(Data entries)
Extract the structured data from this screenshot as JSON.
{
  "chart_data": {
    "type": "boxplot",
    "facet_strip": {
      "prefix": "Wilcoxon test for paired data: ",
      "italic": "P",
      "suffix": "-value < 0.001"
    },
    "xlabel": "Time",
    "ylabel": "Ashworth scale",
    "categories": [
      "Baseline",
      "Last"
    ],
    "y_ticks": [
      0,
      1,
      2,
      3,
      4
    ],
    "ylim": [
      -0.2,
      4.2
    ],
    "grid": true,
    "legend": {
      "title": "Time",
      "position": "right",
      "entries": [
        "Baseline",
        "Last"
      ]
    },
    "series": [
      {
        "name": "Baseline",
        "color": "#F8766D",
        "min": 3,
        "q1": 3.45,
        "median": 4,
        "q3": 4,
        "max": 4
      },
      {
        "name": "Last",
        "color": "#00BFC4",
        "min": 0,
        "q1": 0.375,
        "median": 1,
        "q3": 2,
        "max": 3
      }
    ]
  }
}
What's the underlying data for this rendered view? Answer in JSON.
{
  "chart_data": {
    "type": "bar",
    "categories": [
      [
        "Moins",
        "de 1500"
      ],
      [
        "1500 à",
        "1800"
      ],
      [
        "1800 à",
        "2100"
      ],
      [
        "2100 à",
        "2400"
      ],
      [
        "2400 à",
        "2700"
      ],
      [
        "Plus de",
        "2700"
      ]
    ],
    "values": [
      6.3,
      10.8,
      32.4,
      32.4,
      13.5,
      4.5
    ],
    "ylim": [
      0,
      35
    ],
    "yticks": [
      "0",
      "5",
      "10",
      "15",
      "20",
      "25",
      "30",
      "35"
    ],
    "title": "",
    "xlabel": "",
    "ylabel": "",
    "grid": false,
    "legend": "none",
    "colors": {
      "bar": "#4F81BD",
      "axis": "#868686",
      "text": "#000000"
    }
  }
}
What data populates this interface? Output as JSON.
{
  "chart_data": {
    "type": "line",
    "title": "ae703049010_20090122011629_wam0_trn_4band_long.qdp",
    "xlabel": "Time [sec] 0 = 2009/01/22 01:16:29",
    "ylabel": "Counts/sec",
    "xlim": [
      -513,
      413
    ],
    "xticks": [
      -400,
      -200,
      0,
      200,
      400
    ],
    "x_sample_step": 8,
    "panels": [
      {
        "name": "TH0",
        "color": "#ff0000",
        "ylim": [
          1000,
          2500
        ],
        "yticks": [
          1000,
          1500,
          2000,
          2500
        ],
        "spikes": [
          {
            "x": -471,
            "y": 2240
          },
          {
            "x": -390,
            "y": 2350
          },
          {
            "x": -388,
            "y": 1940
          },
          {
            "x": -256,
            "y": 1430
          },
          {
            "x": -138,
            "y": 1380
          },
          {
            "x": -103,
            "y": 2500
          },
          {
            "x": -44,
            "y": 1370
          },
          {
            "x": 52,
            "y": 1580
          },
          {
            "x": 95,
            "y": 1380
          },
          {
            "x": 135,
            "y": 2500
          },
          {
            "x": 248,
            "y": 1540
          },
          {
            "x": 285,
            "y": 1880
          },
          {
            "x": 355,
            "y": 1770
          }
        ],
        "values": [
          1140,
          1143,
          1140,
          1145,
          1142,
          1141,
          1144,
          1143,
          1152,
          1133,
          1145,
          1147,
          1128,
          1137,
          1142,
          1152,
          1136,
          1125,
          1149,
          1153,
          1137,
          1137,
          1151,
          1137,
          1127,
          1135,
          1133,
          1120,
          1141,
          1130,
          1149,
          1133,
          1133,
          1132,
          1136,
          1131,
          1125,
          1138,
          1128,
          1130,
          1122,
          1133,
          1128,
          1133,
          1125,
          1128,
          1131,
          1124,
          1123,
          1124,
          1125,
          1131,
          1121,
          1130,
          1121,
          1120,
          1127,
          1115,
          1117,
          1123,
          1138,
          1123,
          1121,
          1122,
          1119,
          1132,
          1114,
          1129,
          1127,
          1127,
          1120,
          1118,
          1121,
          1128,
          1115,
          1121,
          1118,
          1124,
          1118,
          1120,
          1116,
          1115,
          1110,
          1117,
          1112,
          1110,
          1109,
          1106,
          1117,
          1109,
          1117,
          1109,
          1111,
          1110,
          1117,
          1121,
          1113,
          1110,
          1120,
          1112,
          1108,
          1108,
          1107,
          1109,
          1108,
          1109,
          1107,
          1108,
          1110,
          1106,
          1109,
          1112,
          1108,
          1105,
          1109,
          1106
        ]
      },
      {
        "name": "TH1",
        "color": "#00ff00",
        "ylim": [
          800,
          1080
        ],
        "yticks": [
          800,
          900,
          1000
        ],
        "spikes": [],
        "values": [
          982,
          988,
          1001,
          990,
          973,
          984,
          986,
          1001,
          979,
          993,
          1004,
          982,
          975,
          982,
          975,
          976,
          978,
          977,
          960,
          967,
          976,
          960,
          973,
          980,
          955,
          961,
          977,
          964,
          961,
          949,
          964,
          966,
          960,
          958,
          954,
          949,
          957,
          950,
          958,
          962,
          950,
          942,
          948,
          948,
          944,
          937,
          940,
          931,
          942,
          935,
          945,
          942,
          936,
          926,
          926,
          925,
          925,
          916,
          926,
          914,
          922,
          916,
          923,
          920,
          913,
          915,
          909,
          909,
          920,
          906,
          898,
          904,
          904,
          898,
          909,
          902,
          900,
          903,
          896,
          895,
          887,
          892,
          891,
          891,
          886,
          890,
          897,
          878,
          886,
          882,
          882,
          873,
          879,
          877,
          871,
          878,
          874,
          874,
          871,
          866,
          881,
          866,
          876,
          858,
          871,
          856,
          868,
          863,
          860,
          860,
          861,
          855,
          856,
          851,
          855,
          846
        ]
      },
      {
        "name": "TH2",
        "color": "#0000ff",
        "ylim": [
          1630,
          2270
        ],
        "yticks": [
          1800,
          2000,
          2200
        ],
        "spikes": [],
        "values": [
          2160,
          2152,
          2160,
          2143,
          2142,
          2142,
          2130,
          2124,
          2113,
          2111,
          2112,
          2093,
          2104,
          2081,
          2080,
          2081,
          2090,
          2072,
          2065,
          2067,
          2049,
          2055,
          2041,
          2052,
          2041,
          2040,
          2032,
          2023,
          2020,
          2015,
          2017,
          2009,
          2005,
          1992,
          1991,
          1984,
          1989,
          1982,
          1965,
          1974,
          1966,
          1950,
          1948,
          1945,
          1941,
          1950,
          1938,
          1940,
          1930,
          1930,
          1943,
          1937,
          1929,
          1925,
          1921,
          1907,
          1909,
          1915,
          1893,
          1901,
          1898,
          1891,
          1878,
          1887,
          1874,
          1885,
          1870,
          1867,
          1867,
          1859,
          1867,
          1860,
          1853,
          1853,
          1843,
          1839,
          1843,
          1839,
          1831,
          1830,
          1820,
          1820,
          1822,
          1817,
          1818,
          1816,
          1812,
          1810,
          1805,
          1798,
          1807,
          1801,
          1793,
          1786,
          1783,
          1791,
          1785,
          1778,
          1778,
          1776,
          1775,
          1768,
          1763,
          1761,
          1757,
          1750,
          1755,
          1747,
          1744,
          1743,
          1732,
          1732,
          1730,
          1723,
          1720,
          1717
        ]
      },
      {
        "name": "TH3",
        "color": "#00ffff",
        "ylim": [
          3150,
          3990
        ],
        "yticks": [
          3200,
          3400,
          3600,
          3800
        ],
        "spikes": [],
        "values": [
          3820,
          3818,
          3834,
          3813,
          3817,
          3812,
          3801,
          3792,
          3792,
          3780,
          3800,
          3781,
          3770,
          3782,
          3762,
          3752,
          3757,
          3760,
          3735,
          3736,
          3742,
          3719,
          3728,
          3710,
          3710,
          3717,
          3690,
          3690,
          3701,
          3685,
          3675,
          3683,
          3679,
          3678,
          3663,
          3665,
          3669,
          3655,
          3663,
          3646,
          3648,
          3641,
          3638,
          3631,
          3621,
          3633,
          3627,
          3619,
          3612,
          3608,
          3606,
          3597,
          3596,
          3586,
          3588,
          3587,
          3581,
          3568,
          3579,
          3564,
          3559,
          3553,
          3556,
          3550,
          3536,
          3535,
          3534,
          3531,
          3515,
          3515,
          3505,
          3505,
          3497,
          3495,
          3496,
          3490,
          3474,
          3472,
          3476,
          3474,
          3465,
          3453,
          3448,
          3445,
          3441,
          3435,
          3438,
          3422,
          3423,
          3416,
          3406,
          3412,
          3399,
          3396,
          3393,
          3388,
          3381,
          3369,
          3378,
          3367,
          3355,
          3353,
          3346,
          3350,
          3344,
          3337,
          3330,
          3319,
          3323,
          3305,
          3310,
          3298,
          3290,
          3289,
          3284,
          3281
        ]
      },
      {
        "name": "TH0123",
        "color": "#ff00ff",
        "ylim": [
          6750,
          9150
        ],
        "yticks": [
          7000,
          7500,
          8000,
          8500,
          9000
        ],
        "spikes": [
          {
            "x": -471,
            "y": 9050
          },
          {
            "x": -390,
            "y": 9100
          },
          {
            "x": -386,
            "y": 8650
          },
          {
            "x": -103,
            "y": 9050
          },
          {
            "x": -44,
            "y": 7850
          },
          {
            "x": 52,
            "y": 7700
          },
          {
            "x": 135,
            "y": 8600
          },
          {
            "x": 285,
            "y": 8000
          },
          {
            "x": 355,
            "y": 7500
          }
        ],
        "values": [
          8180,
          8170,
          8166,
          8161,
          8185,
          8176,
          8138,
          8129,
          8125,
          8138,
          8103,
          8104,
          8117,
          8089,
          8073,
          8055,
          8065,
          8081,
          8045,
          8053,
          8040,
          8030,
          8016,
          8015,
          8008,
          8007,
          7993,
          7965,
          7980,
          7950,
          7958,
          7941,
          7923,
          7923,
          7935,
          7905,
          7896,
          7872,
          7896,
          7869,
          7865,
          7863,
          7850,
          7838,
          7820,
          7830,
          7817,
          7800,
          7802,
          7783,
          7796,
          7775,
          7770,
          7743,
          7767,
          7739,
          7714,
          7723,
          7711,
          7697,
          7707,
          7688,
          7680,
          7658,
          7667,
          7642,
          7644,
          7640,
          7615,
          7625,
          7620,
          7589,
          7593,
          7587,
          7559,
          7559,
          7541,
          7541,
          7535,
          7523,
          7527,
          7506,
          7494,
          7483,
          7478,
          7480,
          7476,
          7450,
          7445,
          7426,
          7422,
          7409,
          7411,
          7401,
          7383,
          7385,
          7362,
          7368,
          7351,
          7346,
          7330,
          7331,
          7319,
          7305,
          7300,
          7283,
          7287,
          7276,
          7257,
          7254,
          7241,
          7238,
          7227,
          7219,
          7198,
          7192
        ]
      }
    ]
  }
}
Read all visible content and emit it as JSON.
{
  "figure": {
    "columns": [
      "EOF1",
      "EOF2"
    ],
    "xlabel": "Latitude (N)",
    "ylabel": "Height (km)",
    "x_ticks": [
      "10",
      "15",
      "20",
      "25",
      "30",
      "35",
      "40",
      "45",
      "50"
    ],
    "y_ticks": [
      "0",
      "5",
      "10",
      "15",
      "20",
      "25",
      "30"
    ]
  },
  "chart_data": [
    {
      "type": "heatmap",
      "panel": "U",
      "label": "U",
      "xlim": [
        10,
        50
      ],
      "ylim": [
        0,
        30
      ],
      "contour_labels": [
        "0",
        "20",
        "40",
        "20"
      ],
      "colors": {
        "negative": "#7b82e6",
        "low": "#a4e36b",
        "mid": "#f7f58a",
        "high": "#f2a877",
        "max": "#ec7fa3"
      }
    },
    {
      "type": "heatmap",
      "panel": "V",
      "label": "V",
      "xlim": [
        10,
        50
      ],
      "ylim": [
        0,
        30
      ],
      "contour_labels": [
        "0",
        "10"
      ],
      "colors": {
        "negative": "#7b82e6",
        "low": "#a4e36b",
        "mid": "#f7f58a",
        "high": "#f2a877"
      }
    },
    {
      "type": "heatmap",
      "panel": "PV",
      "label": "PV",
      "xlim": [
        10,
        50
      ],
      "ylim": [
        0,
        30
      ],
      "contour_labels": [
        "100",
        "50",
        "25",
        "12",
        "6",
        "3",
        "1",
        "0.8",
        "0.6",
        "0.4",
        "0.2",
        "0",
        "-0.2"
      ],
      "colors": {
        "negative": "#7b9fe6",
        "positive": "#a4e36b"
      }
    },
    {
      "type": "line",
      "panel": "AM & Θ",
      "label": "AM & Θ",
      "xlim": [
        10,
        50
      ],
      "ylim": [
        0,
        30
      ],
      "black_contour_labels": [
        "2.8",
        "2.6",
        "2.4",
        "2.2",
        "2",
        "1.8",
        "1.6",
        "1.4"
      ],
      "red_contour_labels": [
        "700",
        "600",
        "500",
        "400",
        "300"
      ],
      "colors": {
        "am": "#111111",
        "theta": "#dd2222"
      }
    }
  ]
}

TO DO → Go through the entries and return each line where the word "title" appears.

ANSWER TO THE TASK →
      "title": "Time",
    "title": "",
    "title": "ae703049010_20090122011629_wam0_trn_4band_long.qdp",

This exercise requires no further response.